■ Exercise details: Search the records that follow and extract every line containing the string "name".

■ Records:
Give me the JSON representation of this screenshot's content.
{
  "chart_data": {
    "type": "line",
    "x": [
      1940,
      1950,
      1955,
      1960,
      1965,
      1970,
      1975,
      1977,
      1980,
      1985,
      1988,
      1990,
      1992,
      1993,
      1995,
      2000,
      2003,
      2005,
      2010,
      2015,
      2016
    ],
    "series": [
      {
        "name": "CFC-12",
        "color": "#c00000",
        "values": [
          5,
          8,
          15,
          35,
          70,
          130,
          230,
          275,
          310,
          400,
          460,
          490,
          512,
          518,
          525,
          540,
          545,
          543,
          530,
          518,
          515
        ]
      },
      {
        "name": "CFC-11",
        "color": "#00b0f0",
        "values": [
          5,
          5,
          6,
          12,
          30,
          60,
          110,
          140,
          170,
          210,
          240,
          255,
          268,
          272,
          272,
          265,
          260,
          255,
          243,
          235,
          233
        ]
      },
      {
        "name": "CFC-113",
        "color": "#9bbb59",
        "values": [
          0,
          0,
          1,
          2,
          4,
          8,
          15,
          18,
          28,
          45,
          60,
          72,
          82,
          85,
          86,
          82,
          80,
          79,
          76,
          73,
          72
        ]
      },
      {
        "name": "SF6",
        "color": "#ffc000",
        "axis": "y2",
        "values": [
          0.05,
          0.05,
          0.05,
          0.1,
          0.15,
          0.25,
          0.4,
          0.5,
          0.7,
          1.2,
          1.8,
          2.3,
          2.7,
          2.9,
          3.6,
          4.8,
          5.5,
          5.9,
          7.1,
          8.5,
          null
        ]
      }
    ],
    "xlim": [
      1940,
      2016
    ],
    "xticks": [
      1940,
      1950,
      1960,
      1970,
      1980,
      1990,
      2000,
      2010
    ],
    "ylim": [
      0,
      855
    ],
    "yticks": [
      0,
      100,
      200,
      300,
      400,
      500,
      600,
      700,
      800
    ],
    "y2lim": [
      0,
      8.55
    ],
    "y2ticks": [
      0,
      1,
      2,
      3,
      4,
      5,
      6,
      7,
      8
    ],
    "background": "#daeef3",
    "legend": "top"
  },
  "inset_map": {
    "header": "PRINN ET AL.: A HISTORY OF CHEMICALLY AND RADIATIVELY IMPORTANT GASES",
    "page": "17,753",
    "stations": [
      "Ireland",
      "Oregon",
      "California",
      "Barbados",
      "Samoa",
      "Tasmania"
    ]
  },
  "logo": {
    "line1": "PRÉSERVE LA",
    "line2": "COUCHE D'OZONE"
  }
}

■ Answer to the problem:
        "name": "CFC-12",
        "name": "CFC-11",
        "name": "CFC-113",
        "name": "SF6",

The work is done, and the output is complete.